(Figure collection entries)

"""

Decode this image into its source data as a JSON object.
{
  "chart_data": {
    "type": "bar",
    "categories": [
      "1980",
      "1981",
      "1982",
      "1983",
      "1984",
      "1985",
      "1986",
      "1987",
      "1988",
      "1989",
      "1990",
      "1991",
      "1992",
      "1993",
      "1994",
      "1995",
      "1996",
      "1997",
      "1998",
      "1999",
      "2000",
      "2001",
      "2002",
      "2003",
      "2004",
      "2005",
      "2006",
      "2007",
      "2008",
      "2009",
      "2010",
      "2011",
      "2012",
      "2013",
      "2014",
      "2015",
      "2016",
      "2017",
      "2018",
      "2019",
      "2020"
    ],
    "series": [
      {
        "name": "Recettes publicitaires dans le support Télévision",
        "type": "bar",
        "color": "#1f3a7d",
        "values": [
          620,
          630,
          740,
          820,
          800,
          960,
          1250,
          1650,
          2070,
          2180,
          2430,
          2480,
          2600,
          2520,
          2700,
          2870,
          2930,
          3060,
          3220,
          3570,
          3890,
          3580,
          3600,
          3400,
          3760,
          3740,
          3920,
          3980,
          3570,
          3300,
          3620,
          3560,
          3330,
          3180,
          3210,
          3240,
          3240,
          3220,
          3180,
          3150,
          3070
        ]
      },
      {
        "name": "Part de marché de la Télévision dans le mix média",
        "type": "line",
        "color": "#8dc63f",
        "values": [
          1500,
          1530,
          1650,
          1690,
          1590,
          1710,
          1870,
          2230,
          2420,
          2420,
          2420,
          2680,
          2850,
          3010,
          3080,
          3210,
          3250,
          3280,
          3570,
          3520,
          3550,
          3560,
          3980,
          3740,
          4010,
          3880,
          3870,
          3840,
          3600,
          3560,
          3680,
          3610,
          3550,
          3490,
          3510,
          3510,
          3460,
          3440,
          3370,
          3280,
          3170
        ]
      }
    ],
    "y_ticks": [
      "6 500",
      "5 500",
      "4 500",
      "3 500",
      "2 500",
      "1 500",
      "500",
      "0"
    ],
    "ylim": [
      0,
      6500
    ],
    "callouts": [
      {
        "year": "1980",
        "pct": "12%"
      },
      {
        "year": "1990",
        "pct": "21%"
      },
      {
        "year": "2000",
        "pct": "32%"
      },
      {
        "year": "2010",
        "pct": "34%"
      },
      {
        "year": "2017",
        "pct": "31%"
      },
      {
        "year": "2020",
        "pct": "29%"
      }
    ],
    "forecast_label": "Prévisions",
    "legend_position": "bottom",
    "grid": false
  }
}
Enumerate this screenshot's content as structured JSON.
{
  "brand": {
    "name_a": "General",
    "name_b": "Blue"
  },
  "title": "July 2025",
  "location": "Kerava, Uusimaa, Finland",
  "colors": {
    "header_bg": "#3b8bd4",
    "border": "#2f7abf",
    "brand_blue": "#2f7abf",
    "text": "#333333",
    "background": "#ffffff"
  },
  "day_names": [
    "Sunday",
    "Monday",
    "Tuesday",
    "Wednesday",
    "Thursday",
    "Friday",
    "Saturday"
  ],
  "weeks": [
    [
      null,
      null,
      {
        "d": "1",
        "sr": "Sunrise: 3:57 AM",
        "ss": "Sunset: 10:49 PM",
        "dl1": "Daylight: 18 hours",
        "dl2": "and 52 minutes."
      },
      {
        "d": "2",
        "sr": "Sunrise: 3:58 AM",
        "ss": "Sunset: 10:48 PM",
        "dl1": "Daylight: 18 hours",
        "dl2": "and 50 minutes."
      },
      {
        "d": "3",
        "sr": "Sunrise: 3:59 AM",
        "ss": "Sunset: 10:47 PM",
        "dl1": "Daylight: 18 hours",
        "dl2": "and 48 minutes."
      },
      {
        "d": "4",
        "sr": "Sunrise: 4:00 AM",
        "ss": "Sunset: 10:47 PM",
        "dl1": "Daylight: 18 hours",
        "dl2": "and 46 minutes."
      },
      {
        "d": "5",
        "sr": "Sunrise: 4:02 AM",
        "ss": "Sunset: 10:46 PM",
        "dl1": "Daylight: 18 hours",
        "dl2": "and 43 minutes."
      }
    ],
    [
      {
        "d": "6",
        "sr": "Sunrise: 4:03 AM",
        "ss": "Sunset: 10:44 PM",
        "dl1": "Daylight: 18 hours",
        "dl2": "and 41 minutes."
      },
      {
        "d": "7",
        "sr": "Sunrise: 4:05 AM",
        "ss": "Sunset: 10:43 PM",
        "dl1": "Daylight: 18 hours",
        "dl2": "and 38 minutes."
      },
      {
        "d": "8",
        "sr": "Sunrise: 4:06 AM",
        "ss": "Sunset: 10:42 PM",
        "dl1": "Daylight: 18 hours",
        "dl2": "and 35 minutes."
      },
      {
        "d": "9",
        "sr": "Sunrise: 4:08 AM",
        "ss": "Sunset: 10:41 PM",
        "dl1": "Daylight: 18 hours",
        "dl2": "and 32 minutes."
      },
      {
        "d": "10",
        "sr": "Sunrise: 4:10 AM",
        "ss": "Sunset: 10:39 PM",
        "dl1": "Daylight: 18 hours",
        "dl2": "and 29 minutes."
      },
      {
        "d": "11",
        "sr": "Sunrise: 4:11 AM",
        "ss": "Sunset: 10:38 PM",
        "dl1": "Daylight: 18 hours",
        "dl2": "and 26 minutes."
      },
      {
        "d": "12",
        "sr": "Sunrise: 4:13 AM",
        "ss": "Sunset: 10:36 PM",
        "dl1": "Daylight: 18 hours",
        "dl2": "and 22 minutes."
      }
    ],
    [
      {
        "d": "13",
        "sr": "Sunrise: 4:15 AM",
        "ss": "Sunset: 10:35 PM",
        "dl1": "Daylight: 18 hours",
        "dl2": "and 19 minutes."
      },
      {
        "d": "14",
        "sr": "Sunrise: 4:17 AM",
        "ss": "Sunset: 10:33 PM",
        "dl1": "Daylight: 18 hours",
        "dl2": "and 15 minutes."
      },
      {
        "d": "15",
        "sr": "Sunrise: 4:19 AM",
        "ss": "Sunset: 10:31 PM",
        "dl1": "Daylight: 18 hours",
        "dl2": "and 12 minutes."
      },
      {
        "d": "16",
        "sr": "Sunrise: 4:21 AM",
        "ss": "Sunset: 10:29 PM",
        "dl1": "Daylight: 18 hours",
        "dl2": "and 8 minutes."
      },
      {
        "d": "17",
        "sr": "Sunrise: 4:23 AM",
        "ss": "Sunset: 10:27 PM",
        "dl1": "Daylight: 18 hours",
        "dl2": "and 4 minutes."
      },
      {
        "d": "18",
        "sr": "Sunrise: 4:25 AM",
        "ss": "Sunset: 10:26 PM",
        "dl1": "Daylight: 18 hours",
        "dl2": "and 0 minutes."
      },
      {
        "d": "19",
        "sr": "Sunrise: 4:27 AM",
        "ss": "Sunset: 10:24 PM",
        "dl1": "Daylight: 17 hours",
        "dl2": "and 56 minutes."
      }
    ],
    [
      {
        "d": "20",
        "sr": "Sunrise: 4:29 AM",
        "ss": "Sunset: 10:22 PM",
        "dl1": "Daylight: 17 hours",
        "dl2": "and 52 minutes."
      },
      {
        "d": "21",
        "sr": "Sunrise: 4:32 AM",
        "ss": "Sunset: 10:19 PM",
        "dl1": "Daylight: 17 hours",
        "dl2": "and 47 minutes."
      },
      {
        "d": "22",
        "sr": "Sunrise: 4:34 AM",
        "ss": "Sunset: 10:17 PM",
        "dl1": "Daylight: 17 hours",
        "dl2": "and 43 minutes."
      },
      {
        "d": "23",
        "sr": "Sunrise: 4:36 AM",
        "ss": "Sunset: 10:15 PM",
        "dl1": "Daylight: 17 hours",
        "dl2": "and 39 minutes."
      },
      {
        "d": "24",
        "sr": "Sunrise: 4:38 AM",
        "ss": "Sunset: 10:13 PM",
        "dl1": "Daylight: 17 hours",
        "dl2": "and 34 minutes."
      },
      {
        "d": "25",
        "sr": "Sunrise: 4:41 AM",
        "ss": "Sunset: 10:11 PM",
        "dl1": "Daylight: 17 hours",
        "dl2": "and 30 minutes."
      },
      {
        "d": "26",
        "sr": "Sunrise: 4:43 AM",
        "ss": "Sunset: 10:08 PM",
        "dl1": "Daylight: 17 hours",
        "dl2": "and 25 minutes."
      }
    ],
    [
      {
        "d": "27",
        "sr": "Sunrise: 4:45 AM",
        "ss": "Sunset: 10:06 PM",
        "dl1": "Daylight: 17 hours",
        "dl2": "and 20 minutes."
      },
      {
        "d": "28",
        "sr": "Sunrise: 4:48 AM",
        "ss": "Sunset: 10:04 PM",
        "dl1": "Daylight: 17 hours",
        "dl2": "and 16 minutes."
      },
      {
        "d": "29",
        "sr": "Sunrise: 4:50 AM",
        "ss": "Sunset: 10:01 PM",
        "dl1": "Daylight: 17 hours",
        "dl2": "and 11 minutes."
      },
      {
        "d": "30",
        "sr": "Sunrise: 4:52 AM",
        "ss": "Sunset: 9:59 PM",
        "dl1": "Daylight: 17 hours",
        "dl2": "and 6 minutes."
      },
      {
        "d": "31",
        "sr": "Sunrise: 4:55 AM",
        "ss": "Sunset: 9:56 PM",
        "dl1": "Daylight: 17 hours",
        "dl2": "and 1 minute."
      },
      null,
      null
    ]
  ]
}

"""

### [Goal of the exercise]
Scan the records above for the string "Télévision", then report every line that contains it.

### [Answer to the problem]
        "name": "Recettes publicitaires dans le support Télévision",
        "name": "Part de marché de la Télévision dans le mix média",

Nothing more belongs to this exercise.